Парадоксы «православного социализма»
Дата создания:
Фото: http://iamruss.ru
В современной патриотической историософии, а точнее – в философии
российской истории ХХ в., весьма распространена и достаточно популярна
следующая парадигма: СССР (социалистическая республика) – это восстановление в
новой форме Российской империи (монархии) как тысячелетней Традиции,
разрушенной Февральской революцией (буржуазно-либеральной республикой). Между
тем в основе этой историософской модели лежит не что иное, как либеральная же
гегельянская диалектика, националистически переформатированная еще
славянофилами и почвенниками и, как мы видим, до сих пор эксплуатируемая
отечественной философской мыслью. Для Ортодоксии же (Традиции) как таковой –
Февраль и Октябрь, капитализм и социализм, либерализм и романтизм, белое и
красное – это одно и то же квази- и антихристианство лишь под овчинами разной
выделки.
«Посмотрите, чем питается светское, да и духовное, юношество в
свободное от учебных часов время, что читает, что поглощает своим умом,
памятью, сердцем? Мечтательные романы, вроде толстовских, максимов горьких, или
соблазнительные повести, болтовню, драмы и комедии, и ни у кого из них не
найдешь в руках творений истинно христианских <…> молодое поколение, как
жвачку, пережевывает различные безнравственные романы и всякие книжонки. Но
такова и отрыжка – посмотрите, чем стало наше юношество, какого оно набралось
духа? Духа отрицания всего Божественного, духа вольности, непокорности,
буйства, гордости, разрушения старых добрых порядков, духа невоздержания,
кутежа, воровства, либерализма, социализма, космополитизма, неуважения
родителей и забастовочной праздности. Что будет дальше, если так пойдет дело?

____

ФОРМУЛИРОВКА ЗАДАНИЯ: Напишите продолжение статьи о парадоксах «православного социализма», начиная сразу после её последнего предложения.

____

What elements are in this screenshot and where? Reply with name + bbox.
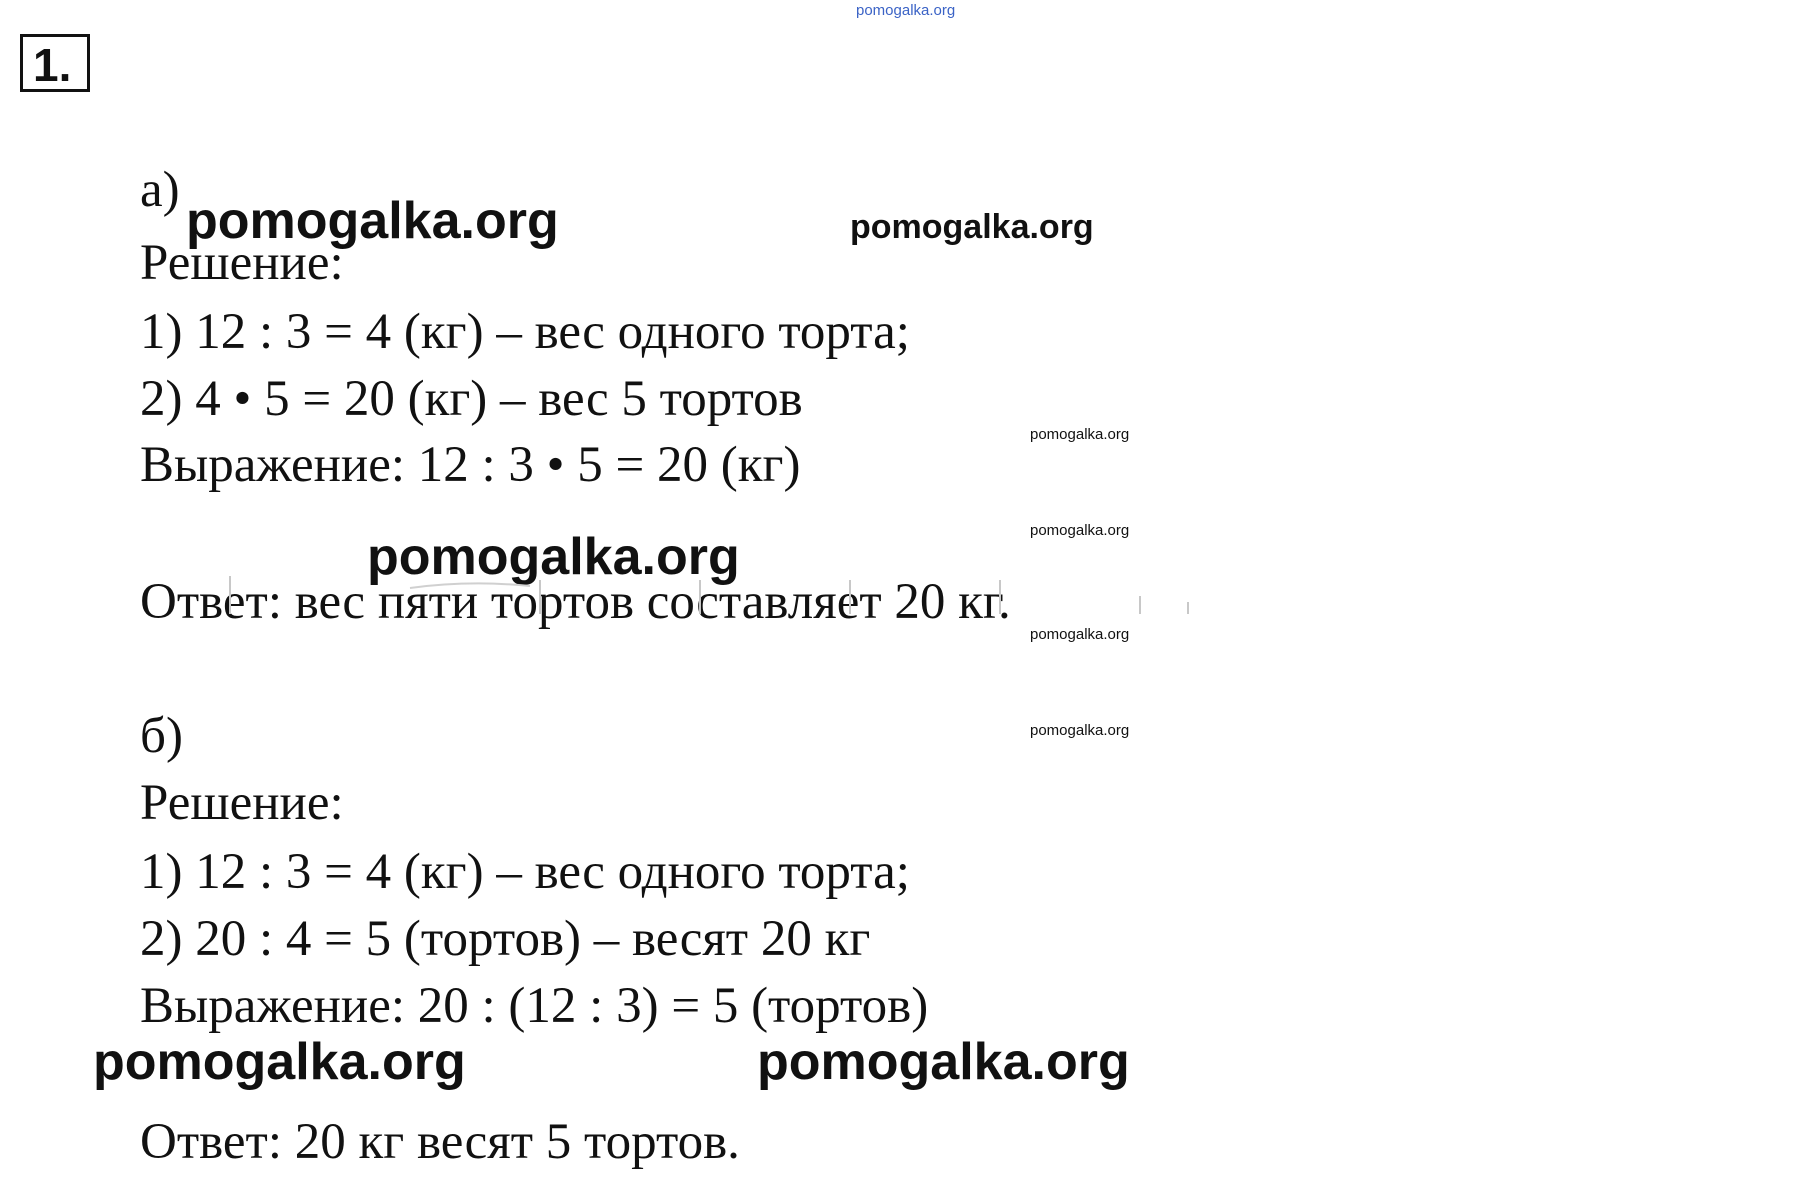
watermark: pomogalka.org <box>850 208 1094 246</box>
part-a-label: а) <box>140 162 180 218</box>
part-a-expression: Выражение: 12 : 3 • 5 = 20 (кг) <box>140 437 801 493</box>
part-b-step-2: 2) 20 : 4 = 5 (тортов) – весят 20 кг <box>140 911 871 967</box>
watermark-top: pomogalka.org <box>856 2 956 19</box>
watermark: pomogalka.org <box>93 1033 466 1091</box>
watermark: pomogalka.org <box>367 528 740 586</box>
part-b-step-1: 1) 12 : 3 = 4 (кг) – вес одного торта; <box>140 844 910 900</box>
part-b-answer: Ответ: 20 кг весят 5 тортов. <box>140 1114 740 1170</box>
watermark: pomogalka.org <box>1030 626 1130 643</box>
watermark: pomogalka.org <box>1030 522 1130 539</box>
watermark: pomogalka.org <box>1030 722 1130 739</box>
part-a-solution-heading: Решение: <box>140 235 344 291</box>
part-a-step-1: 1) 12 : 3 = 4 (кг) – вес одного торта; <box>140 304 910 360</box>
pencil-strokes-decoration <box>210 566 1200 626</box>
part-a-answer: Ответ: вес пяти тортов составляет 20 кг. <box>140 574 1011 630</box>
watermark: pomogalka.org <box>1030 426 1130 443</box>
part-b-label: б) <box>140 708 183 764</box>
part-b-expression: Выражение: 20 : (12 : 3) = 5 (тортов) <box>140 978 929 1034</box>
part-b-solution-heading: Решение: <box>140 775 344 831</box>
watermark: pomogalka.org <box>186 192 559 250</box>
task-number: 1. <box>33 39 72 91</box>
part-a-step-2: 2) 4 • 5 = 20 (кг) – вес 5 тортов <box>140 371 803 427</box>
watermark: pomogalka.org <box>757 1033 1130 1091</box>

____

ОТВЕТ:
Угадайте!» (св. Иоанн Кронштадтский).1
И советский социализм, и буржуазный либерализм с их идеологиями –
это конкурирующие друг с другом формы демократии; но в отношении Традиции они
практически в равной степени оппозиционны и революционны. Антимонархизм – их
общий знаменатель. Просвещение, Французская революция и немецкий классический
идеализм – их общие исторические истоки. В Октябре произошел переворот не
только в отношении Февраля (капиталистического пути развития новой России), но
и в отношении того же условного «января» (монархии), что более чем очевидно.
«Весь мир насилья мы разрушим /
До основанья, а затем / Мы наш, мы новый мир построим, — / Кто был ничем, тот
станет всем».
И, действительно, построенный «новый мир» Советского Союза не имел
никакого отношения к канувшей в апокалипсическую бездну последней христианской
империи. Гонения на Церковь Христову было официальной внутренней политикой
новой сверхдержавы, явившейся в этом отношении восстановлением первого, а не
Третьего Рима. Это нью-вавилонское богоборчество и титанизм было провозглашено
даже на уровне государственного гимна (РСФСР 1918
-1922 гг., и СССР 1922-1944гг.):
«Никто не даст нам избавленья:
Ни
бог, ни царь и не герой.
Добьемся мы освобожденья
Своею собственной рукой».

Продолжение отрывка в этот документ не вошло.